━━━ Supplied information ━━━
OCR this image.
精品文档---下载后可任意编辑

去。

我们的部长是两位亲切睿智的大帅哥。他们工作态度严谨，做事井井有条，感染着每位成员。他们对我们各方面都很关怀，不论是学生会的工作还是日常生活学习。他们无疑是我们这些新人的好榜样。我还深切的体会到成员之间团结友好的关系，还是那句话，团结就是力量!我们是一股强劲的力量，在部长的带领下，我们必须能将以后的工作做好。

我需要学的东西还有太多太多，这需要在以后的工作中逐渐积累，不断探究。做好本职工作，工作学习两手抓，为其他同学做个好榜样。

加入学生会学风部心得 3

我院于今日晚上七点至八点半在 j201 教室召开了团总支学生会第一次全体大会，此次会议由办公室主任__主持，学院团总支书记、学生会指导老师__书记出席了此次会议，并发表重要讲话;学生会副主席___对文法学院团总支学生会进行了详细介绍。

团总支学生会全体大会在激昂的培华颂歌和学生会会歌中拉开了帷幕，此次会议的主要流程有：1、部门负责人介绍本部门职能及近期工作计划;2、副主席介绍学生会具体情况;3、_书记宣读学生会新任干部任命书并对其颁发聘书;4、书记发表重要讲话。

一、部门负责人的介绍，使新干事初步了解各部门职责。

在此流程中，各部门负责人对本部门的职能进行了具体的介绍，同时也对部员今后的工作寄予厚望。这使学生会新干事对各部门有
━━━
━━━ Supplied information ━━━
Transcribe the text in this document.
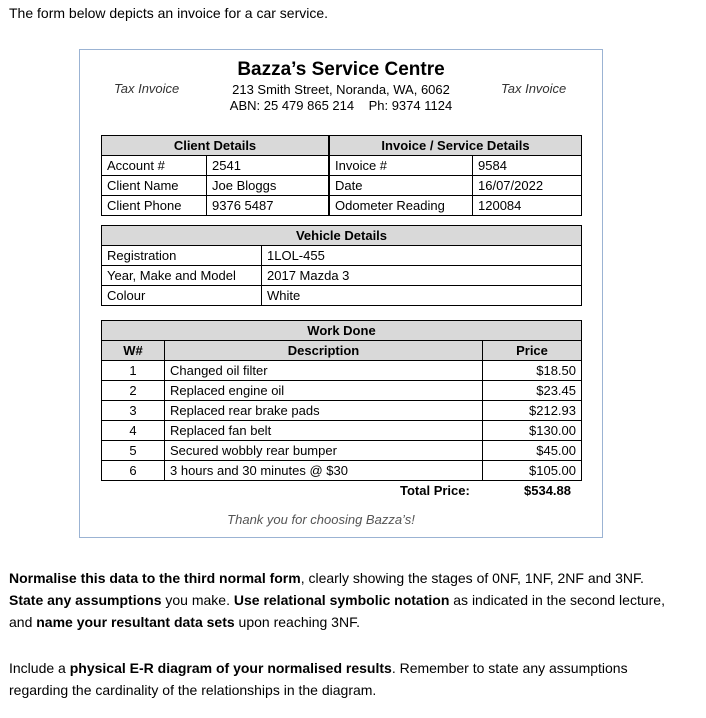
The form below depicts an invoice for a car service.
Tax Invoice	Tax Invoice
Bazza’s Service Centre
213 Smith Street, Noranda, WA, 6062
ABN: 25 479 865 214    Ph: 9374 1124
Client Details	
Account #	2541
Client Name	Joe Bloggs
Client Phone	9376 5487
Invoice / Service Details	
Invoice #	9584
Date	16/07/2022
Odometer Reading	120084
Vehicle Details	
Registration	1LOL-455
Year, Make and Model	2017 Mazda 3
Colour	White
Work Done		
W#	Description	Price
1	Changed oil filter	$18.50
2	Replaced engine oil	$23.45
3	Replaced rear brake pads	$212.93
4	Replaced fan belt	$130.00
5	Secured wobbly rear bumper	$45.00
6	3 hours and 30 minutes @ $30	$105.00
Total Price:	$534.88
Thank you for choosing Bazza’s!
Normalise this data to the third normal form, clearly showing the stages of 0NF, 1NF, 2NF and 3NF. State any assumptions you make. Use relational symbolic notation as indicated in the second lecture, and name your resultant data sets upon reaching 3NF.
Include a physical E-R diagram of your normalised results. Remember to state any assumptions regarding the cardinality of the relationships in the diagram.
━━━
(Job): Scan the listing above. Collect all lines with the word "Bazza".

(Answer to the task):
Bazza’s Service Centre
Thank you for choosing Bazza’s!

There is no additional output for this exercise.